● Exercise directions: Pick up the commentary on Donald Trump's Mexico trip and Phoenix immigration speech, shown below, and continue it from its final sentence.

=== Text segment ===

Donald Trump is not a smart man. Donald Trump is a big baby. He went to Mexico briefly yesterday, did a passable imitation of a statesman, then came back to America -- and it was as if he said, "Mommy, Daddy, I ate all my vegetables. I WANT DOUBLE DESSERT!!!" In Phoenix he was clearly wallowing in the adulation he gets when he feeds audiences red meat. He was energized and engaged in a way he clearly wasn't in Mexico. He didn't even attempt to sustain the illusion that as president he'd be the moderate guy he was playing in Mexico.
This was his chance. He was in the process of fooling the press -- as Media Matters notes, Patrick Healy of The New York Times filed a story shortly after the speech that was clearly written largely before the speech took place. This would have been the conventional wisdom today if Trump had shown some restraint in Phoenix:
Donald J. Trump made an audacious attempt on Wednesday to remake his image on the divisive issue of immigration, shelving his plan to deport 11 million undocumented people and suggesting that the United States and Mexico would solve the immigration crisis together.But as Media Matters notes,
In a spirited bid for undecided American voters to see him anew, Mr. Trump swept into Mexico City to make overtures to a nation he has repeatedly denigrated, then flew to Phoenix to outline his latest priorities on immigration -- a stark turnaround from the “deportation force” and other severe tactics that helped win him the Republican nomination.
After the article was published online, it was widely panned by reporters who said that its author had “apparently watched a completely different immigration speech” and produced a “systematic failure.”The story was rewritten, and now tells us that Trump
displayed an almost unrecognizable demeanor during his afternoon in Mexico, appearing measured and diplomatic, while hours later he took the stage at his campaign rally and denounced illegal immigrants on the whole as a criminally minded and dangerous group that sows terror in communities and commits murders, rapes and other heinous violence.Trump was so close to being given cred for a "pivot" by the mainstream press, but he couldn't help himself -- he wanted to give an unrestrained speech in Phoenix, full of his usual applause lines, and if being a good boy for a few hours was the price he had to pay, well, that's what he'd do:
Mr. Trump’s course adjustment emerged in an atmosphere of growing urgency and alarm within his campaign. Over the last week, close associates have told both Mr. Trump and members of his family that he is in real danger of losing the race, according to a half-dozen people close to the Trump campaign and briefed on its activities, who spoke on condition of anonymity to avoid angering the nominee.I don't think that was it. I think all these people had been pestering him to be statesmanlike. So he did what they wanted -- and then he felt he'd punched that ticket and now it was time for some fun.

=== Supplied records ===

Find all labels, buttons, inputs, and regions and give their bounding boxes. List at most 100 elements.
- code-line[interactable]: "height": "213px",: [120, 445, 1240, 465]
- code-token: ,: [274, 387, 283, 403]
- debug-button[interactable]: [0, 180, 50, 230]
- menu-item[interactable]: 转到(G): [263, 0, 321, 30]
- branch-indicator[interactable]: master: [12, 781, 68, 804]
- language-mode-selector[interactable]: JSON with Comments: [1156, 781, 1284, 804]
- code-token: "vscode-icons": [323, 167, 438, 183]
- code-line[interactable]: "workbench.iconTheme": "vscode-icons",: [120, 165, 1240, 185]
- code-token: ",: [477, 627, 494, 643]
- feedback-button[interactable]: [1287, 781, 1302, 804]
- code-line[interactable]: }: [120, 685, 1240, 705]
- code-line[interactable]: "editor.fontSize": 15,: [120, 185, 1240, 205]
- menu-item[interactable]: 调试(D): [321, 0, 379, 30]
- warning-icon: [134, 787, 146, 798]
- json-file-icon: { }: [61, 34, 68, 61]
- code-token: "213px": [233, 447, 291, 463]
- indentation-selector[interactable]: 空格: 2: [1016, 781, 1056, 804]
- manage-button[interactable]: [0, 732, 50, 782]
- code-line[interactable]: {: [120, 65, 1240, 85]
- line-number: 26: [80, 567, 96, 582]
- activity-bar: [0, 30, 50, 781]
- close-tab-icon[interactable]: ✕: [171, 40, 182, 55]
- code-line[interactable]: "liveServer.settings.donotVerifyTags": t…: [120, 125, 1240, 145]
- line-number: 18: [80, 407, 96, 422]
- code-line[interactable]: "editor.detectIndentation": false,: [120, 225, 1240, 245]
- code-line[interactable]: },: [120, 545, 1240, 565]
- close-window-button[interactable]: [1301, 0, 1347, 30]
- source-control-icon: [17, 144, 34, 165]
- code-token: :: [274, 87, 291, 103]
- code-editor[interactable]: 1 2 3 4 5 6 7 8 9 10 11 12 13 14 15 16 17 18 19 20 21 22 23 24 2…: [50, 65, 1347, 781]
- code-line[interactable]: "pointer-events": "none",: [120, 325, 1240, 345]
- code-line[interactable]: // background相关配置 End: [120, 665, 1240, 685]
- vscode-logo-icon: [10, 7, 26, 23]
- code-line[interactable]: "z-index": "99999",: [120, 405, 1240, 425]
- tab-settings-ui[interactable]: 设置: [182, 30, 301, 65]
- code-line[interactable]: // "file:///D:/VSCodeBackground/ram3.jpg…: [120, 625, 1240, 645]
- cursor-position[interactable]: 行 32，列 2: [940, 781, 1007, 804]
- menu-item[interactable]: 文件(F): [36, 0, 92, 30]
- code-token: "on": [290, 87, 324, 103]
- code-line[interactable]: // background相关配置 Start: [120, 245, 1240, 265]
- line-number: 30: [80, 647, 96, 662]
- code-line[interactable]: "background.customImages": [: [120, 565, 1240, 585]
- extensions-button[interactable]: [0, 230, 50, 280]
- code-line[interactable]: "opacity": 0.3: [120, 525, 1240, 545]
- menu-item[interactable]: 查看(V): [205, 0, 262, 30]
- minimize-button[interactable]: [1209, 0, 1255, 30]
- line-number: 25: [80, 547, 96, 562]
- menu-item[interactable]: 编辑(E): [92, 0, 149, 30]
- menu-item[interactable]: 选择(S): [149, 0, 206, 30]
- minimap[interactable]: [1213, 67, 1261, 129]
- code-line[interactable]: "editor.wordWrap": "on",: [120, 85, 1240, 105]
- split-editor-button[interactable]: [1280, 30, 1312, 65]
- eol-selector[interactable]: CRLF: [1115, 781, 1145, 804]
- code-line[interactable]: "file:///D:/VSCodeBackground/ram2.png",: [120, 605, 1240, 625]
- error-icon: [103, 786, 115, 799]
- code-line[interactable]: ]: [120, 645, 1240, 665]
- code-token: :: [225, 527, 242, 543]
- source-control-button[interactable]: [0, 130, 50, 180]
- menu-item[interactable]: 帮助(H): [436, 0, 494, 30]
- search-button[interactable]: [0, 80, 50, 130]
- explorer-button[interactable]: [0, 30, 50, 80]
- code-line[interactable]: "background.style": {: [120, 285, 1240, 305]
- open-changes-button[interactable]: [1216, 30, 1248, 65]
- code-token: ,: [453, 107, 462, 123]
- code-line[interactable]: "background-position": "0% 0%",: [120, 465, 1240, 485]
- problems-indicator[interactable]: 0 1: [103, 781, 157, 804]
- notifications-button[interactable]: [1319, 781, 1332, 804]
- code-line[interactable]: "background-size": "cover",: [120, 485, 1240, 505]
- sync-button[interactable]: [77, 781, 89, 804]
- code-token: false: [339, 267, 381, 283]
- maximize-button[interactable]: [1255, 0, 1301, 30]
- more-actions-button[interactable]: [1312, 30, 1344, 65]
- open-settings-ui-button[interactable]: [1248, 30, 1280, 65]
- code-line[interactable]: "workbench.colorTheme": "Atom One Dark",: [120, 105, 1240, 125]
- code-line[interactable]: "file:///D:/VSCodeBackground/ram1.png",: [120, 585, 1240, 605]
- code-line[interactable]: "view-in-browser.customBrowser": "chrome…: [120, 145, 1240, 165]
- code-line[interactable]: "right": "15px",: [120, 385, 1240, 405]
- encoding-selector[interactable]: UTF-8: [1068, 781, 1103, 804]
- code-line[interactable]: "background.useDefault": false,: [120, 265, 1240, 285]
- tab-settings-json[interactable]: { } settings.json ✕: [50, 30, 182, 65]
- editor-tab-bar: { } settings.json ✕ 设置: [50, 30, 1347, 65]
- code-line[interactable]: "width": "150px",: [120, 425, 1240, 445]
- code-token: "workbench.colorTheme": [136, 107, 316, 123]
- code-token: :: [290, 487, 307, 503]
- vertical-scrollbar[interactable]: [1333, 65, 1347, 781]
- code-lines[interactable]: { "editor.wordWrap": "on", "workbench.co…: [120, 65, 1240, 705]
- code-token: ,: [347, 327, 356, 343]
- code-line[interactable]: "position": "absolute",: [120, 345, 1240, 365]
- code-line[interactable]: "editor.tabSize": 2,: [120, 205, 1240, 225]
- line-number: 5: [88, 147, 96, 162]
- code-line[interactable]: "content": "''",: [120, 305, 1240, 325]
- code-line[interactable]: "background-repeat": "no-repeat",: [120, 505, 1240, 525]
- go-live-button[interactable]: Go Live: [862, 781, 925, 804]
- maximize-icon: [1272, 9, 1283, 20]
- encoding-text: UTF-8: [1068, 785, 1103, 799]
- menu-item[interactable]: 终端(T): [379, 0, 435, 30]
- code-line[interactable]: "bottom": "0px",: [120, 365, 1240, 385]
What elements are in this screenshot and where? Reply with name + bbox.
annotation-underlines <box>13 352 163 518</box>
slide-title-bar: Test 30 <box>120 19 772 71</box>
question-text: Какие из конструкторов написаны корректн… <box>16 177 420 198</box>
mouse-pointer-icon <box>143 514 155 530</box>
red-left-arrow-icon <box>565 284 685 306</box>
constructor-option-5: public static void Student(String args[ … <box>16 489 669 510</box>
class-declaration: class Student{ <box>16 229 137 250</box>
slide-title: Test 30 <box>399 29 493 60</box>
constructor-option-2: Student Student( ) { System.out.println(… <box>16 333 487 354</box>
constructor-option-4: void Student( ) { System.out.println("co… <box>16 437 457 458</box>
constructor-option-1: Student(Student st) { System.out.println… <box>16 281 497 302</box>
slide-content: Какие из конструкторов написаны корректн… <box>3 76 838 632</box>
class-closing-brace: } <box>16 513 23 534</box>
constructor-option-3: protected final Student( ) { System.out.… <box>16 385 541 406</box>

===

● Answer for this exercise:
Gov. Chris Christie of New Jersey, who lobbied in favor of the trip to Mexico, has told Mr. Trump that he must make immediate changes to regain his footing, associates said. And on Monday, Mr. Trump’s son Eric met with senior officials at the Republican National Committee in Washington and heard a grim prognosis of his father’s campaign, according to people briefed on the meeting.
Without a major shake-up of the electoral map, strategists indicated to the younger Mr. Trump, his father’s already narrow path to the 270 electoral votes he needs to win could vanish.....
The idea of a trip to Mexico had been under consideration for weeks: Melania Trump, Mr. Trump’s wife, endorsed the move earlier in August and Jared Kushner, Mr. Trump’s son-in-law, had raced to open talks with the Mexican foreign ministry. Yet Mr. Trump himself had been hesitant, fearing a fiasco if Mr. Peña Nieto attempted to embarrass him....
By Monday morning, however, Mr. Trump decided that his political circumstances demanded bold action.
Obviously he was reading a teleprompter speech (with many ad libs) -- I'm not saying that Trump was winging it in Phoenix. But he'd clearly negotiated with his team -- a little gravitas, then I get to be self-indulgent.
He could have won praise from the mainstream media if he'd followed the Mexico trip up with a serious-sounding speech. As I said in my last post, mainstream journalists are rooting for Trump to stop hurting and embarrassing the press's friends in the establishment GOP, and the Clinton-loathers in the press want Hillary taken down a peg, and all of them want a real horse race.
But Trump let them down. The big infant wanted to have fun.